GIVEN TASK »
Every line of the material is to be quoted verbatim, minus the pictures.

SUPPLIED MATERIAL »

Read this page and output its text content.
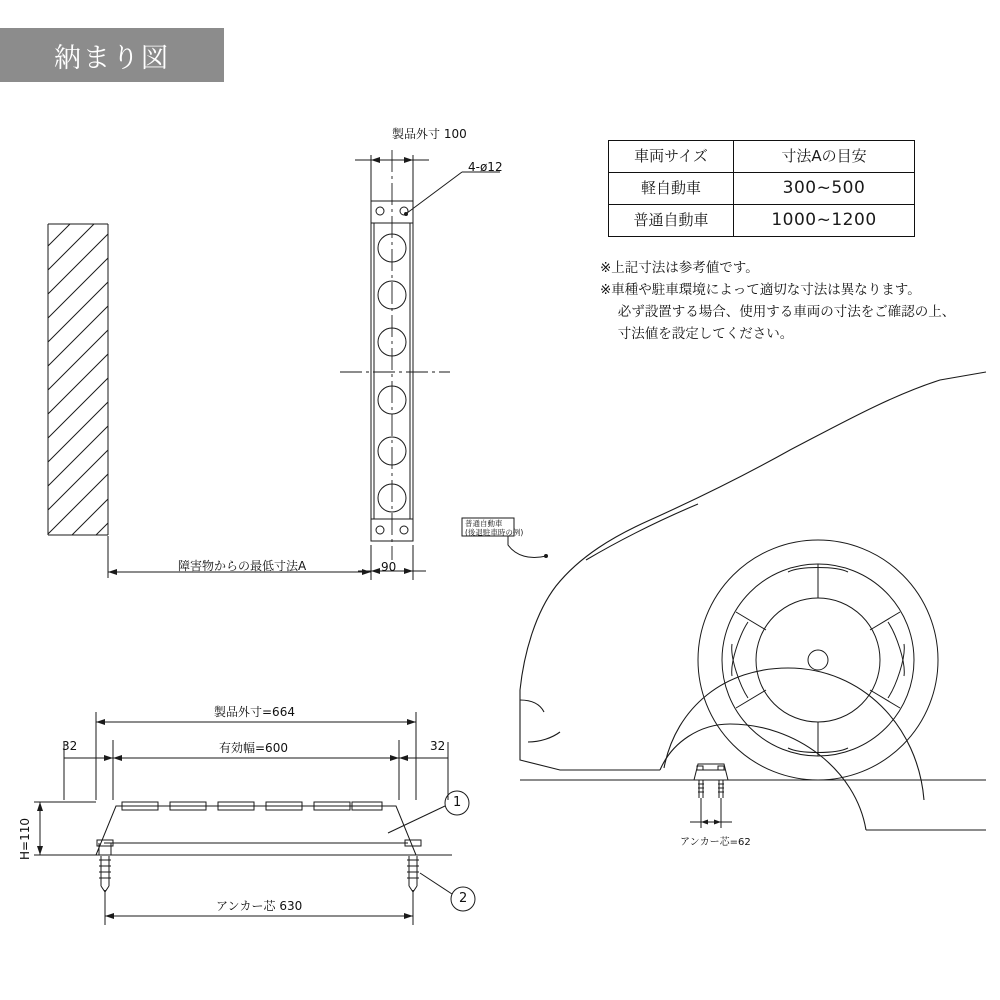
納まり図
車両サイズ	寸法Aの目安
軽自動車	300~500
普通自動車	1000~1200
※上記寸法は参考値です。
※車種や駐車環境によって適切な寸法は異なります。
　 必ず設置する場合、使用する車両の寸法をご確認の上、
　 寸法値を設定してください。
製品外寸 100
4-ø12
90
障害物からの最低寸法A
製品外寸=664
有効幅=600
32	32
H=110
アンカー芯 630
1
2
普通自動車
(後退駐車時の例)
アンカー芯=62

RESULT OF THE EXERCISE »
Read this page and output its text content.
納まり図
車両サイズ	寸法Aの目安
軽自動車	300~500
普通自動車	1000~1200
※上記寸法は参考値です。
※車種や駐車環境によって適切な寸法は異なります。
　 必ず設置する場合、使用する車両の寸法をご確認の上、
　 寸法値を設定してください。
製品外寸 100
4-ø12
90
障害物からの最低寸法A
製品外寸=664
有効幅=600
32	32
H=110
アンカー芯 630
1
2
普通自動車
(後退駐車時の例)
アンカー芯=62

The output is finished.